THE DATA.
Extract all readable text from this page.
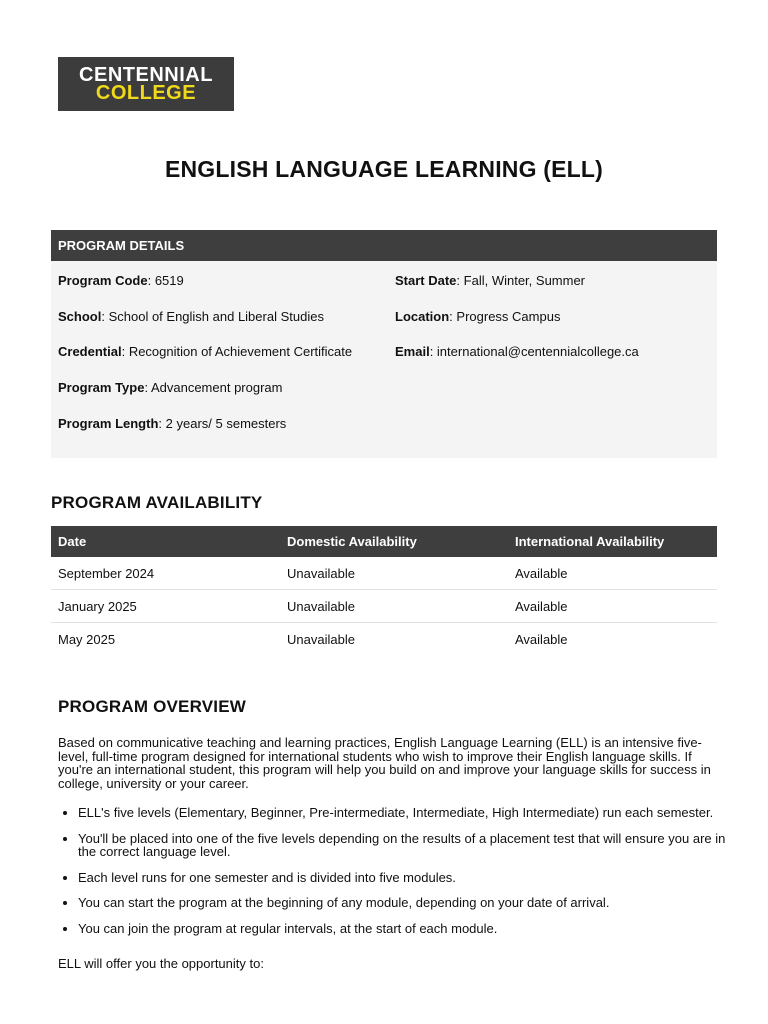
CENTENNIAL
COLLEGE
ENGLISH LANGUAGE LEARNING (ELL)
PROGRAM DETAILS
Program Code: 6519
School: School of English and Liberal Studies
Credential: Recognition of Achievement Certificate
Program Type: Advancement program
Program Length: 2 years/ 5 semesters
Start Date: Fall, Winter, Summer
Location: Progress Campus
Email: international@centennialcollege.ca
PROGRAM AVAILABILITY
Date	Domestic Availability	International Availability
September 2024	Unavailable	Available
January 2025	Unavailable	Available
May 2025	Unavailable	Available
PROGRAM OVERVIEW

Based on communicative teaching and learning practices, English Language Learning (ELL) is an intensive five-level, full-time program designed for international students who wish to improve their English language skills. If you're an international student, this program will help you build on and improve your language skills for success in college, university or your career.

• ELL's five levels (Elementary, Beginner, Pre-intermediate, Intermediate, High Intermediate) run each semester.
• You'll be placed into one of the five levels depending on the results of a placement test that will ensure you are in the correct language level.
• Each level runs for one semester and is divided into five modules.
• You can start the program at the beginning of any module, depending on your date of arrival.
• You can join the program at regular intervals, at the start of each module.

ELL will offer you the opportunity to:
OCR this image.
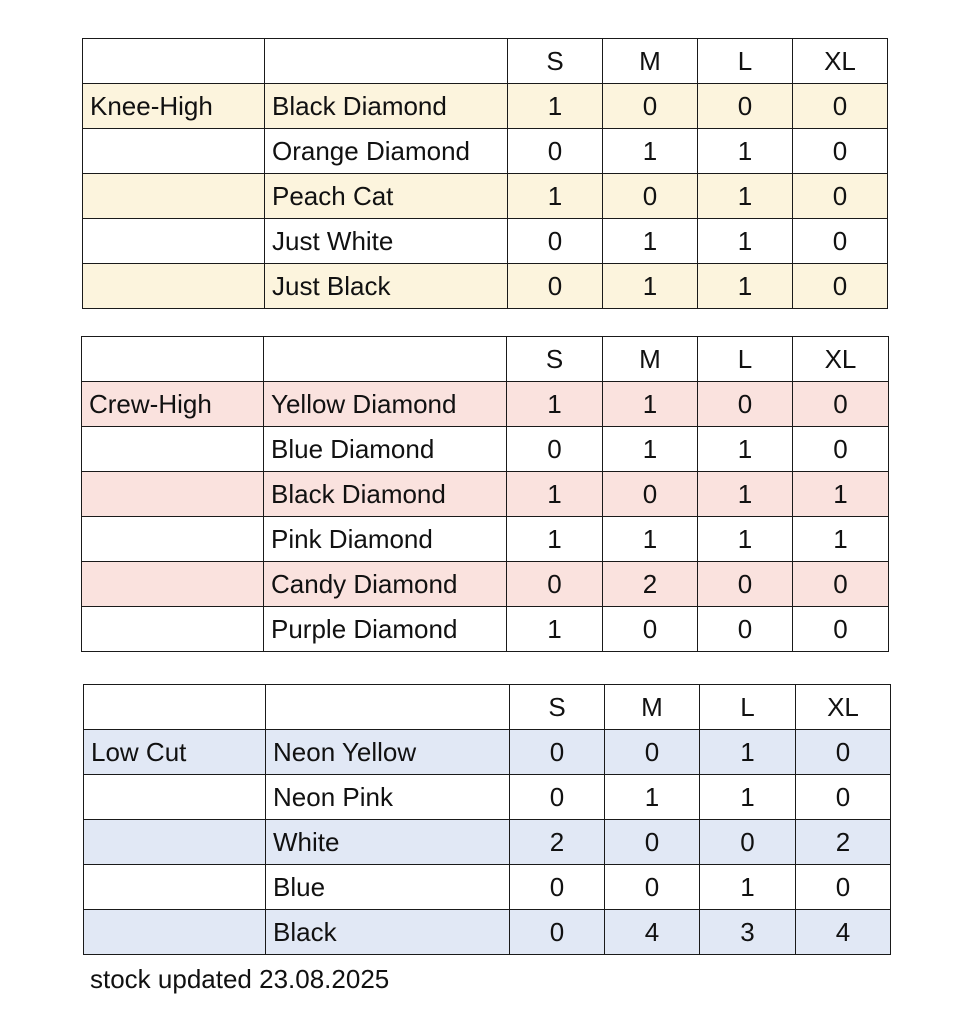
		S	M	L	XL
Knee-High	Black Diamond	1	0	0	0
	Orange Diamond	0	1	1	0
	Peach Cat	1	0	1	0
	Just White	0	1	1	0
	Just Black	0	1	1	0
		S	M	L	XL
Crew-High	Yellow Diamond	1	1	0	0
	Blue Diamond	0	1	1	0
	Black Diamond	1	0	1	1
	Pink Diamond	1	1	1	1
	Candy Diamond	0	2	0	0
	Purple Diamond	1	0	0	0
		S	M	L	XL
Low Cut	Neon Yellow	0	0	1	0
	Neon Pink	0	1	1	0
	White	2	0	0	2
	Blue	0	0	1	0
	Black	0	4	3	4
stock updated 23.08.2025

STATED PROBLEM.
Omit every image. Quote each record exactly.

EXERCISE RESPONSE.
Extract all readable text from this page.
CENTENNIAL
COLLEGE
ENGLISH LANGUAGE LEARNING (ELL)
PROGRAM DETAILS
Program Code: 6519
School: School of English and Liberal Studies
Credential: Recognition of Achievement Certificate
Program Type: Advancement program
Program Length: 2 years/ 5 semesters
Start Date: Fall, Winter, Summer
Location: Progress Campus
Email: international@centennialcollege.ca
PROGRAM AVAILABILITY
Date	Domestic Availability	International Availability
September 2024	Unavailable	Available
January 2025	Unavailable	Available
May 2025	Unavailable	Available
PROGRAM OVERVIEW

Based on communicative teaching and learning practices, English Language Learning (ELL) is an intensive five-level, full-time program designed for international students who wish to improve their English language skills. If you're an international student, this program will help you build on and improve your language skills for success in college, university or your career.

• ELL's five levels (Elementary, Beginner, Pre-intermediate, Intermediate, High Intermediate) run each semester.
• You'll be placed into one of the five levels depending on the results of a placement test that will ensure you are in the correct language level.
• Each level runs for one semester and is divided into five modules.
• You can start the program at the beginning of any module, depending on your date of arrival.
• You can join the program at regular intervals, at the start of each module.

ELL will offer you the opportunity to:
OCR this image.
		S	M	L	XL
Knee-High	Black Diamond	1	0	0	0
	Orange Diamond	0	1	1	0
	Peach Cat	1	0	1	0
	Just White	0	1	1	0
	Just Black	0	1	1	0
		S	M	L	XL
Crew-High	Yellow Diamond	1	1	0	0
	Blue Diamond	0	1	1	0
	Black Diamond	1	0	1	1
	Pink Diamond	1	1	1	1
	Candy Diamond	0	2	0	0
	Purple Diamond	1	0	0	0
		S	M	L	XL
Low Cut	Neon Yellow	0	0	1	0
	Neon Pink	0	1	1	0
	White	2	0	0	2
	Blue	0	0	1	0
	Black	0	4	3	4
stock updated 23.08.2025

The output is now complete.